### WORK INSTRUCTIONS
Reply with nothing except the number of lines that contain the word "hhmm".

### LISTING
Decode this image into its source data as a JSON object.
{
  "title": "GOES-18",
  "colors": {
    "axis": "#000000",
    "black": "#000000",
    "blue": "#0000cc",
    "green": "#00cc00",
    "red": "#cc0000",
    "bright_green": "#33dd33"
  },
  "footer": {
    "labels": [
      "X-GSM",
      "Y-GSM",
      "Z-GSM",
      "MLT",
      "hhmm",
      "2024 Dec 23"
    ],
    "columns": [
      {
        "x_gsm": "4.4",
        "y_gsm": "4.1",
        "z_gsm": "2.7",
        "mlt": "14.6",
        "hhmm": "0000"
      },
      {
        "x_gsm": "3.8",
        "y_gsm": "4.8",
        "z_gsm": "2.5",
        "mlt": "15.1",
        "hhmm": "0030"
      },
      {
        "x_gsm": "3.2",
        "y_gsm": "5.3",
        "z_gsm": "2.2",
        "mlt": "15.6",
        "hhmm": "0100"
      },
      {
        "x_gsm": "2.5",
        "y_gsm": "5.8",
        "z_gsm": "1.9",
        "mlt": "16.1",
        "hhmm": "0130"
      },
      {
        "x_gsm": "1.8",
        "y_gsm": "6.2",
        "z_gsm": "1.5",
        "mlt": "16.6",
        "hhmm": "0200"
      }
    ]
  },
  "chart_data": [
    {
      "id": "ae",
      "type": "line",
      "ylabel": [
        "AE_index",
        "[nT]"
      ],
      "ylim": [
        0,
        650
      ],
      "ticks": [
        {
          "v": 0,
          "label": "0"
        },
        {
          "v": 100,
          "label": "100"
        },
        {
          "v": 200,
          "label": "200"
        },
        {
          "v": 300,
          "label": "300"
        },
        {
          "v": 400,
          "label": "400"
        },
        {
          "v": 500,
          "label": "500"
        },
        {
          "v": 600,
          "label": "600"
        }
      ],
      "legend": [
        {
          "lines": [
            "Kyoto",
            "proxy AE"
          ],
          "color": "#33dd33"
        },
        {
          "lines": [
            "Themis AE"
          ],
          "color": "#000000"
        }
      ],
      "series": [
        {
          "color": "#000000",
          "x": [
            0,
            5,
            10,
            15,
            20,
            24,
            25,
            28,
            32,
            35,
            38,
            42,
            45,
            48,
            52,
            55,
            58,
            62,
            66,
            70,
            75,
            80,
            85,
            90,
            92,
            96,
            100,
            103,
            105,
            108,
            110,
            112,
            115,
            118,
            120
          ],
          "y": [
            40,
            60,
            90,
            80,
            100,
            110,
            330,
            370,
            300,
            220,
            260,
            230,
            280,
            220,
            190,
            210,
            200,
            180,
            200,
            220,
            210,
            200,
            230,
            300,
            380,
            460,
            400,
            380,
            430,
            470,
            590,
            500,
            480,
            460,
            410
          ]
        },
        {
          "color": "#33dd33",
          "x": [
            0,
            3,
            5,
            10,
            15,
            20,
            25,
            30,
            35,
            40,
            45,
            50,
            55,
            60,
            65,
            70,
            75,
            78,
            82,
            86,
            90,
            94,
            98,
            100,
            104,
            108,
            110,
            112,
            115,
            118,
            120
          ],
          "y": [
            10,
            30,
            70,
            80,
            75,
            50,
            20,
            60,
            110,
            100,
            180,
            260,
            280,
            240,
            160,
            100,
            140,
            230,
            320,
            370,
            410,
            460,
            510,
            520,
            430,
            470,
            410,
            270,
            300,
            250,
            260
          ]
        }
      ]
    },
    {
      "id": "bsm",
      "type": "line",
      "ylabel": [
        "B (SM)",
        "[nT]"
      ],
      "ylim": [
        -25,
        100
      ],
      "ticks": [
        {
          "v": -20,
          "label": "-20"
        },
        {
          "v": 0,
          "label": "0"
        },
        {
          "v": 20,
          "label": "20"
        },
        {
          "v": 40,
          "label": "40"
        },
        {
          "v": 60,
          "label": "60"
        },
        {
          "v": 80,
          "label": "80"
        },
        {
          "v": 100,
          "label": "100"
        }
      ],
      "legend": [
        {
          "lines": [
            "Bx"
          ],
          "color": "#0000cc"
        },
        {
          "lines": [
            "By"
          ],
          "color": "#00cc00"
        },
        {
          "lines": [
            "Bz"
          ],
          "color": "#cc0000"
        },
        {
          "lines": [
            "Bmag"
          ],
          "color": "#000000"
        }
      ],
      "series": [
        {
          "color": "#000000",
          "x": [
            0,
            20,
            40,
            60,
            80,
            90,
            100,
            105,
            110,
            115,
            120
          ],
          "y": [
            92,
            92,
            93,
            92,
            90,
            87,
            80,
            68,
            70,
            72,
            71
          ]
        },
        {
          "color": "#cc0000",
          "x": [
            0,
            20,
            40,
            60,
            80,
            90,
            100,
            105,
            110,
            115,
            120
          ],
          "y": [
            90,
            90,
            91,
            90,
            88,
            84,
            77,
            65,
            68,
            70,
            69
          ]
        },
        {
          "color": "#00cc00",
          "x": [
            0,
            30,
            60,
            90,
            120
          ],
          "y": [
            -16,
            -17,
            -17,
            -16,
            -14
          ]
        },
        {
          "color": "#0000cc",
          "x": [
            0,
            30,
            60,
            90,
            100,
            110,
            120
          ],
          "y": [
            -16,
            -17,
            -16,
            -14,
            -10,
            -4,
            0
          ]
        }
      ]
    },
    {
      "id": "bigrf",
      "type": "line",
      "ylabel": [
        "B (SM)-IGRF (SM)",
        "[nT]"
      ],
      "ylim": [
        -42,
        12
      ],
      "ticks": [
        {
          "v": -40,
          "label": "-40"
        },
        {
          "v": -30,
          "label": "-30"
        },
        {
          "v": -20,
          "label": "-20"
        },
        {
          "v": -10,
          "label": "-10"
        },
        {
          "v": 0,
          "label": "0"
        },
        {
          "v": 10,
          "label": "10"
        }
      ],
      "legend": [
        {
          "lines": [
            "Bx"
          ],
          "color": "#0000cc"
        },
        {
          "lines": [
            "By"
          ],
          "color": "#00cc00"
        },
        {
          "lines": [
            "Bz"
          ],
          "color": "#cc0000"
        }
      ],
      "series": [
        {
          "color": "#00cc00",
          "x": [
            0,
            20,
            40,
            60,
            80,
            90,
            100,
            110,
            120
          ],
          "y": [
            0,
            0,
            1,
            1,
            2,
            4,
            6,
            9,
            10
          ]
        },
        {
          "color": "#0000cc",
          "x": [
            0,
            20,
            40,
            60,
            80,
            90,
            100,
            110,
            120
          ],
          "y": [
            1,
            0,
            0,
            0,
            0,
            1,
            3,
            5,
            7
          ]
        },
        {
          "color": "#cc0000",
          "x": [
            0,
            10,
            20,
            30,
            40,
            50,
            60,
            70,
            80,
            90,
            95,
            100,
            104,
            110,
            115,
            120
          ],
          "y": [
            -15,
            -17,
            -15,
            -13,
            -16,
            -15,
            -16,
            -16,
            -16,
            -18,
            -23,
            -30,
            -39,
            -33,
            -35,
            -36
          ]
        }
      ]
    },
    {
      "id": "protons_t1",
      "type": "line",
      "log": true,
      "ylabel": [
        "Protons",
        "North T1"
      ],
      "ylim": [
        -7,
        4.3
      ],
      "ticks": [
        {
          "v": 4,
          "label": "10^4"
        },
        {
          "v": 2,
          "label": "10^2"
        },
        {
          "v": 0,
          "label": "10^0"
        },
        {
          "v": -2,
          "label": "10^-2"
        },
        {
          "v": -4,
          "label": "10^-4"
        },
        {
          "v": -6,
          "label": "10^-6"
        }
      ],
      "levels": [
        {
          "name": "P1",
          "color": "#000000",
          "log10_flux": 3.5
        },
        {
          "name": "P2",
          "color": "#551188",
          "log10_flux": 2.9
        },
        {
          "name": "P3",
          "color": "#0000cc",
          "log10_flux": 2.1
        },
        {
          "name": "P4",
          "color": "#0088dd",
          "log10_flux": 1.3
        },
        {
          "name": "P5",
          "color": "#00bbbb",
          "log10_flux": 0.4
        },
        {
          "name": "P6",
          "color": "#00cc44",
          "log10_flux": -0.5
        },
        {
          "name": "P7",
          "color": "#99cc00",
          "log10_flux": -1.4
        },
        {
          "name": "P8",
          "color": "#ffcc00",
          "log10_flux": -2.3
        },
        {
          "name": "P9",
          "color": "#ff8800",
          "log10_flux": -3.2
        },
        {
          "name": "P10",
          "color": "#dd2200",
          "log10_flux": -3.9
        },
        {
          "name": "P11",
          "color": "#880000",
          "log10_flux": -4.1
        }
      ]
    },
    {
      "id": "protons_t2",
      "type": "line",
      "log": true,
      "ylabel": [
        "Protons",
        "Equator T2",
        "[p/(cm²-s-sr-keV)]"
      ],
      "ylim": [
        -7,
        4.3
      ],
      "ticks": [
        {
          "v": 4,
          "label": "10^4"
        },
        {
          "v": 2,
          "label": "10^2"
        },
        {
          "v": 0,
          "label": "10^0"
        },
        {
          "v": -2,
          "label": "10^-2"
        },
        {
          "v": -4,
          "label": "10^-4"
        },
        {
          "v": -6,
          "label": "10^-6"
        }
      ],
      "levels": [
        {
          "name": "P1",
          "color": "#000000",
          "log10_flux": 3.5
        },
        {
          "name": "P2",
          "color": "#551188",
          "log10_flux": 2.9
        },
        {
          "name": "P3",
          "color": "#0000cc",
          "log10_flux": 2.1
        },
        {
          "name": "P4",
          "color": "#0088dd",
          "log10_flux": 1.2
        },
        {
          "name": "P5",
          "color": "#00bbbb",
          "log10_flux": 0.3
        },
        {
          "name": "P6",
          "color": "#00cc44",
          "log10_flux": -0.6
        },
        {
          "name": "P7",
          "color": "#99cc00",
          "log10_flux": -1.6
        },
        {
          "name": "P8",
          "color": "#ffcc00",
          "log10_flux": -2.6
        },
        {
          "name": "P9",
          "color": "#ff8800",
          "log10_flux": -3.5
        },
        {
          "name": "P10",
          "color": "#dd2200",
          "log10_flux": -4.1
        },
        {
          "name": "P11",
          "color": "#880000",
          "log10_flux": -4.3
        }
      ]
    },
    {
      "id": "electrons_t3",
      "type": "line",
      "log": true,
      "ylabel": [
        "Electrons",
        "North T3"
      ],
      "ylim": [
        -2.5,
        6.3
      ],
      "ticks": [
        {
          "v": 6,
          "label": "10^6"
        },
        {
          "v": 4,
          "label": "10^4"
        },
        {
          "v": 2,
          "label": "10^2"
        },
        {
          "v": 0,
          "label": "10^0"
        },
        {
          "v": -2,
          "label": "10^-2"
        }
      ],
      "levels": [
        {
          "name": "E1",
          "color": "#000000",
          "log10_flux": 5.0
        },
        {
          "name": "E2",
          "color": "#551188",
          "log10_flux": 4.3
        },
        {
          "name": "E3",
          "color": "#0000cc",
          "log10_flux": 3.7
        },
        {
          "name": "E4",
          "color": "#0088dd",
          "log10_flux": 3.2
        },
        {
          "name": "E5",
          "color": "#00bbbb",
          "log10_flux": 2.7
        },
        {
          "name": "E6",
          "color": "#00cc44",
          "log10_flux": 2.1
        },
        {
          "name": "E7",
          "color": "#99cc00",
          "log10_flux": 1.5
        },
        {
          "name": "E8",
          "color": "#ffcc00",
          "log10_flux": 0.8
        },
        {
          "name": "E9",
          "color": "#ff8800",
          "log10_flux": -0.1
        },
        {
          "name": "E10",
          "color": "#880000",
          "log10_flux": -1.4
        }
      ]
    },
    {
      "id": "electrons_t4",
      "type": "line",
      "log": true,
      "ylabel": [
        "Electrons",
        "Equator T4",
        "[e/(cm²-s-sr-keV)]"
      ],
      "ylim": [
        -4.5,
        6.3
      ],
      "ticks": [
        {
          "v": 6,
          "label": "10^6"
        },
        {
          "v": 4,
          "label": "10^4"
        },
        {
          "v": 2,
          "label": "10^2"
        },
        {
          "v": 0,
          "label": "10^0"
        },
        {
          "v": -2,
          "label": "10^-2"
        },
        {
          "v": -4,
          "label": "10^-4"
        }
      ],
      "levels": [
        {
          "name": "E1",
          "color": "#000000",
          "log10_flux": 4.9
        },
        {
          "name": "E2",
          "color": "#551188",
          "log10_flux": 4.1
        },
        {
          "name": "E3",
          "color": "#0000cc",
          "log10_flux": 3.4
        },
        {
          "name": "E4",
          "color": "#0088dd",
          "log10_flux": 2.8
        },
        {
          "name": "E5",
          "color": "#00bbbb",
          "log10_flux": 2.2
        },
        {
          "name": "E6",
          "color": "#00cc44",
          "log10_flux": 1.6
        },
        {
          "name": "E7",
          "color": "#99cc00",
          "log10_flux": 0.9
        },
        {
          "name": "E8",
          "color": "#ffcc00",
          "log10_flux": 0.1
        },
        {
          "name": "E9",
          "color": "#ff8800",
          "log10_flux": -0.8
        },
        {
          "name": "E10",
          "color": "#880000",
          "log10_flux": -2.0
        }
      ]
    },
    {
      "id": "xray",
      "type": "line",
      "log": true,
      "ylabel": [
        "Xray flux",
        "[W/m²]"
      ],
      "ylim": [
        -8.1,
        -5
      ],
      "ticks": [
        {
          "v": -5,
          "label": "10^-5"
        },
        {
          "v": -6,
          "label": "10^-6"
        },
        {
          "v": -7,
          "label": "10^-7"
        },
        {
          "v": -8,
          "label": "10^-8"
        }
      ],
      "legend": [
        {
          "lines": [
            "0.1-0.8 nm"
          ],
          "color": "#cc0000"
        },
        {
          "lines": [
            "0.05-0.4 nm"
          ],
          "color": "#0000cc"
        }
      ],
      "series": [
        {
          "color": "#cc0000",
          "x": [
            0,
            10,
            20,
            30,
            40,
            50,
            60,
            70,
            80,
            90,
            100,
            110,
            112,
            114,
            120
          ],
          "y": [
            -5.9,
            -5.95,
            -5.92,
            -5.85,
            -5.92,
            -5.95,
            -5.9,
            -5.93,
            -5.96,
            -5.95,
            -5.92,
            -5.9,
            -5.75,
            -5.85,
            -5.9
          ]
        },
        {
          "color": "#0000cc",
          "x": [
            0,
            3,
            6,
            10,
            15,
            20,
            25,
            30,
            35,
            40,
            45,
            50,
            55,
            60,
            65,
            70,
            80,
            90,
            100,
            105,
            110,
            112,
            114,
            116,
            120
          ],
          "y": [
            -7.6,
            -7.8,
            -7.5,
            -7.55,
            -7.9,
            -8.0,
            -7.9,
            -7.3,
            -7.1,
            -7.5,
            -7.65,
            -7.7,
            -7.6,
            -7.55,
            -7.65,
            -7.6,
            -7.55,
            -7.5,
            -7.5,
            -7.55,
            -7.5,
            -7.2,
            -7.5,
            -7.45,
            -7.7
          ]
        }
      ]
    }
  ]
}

### RESPONSE BELOW
6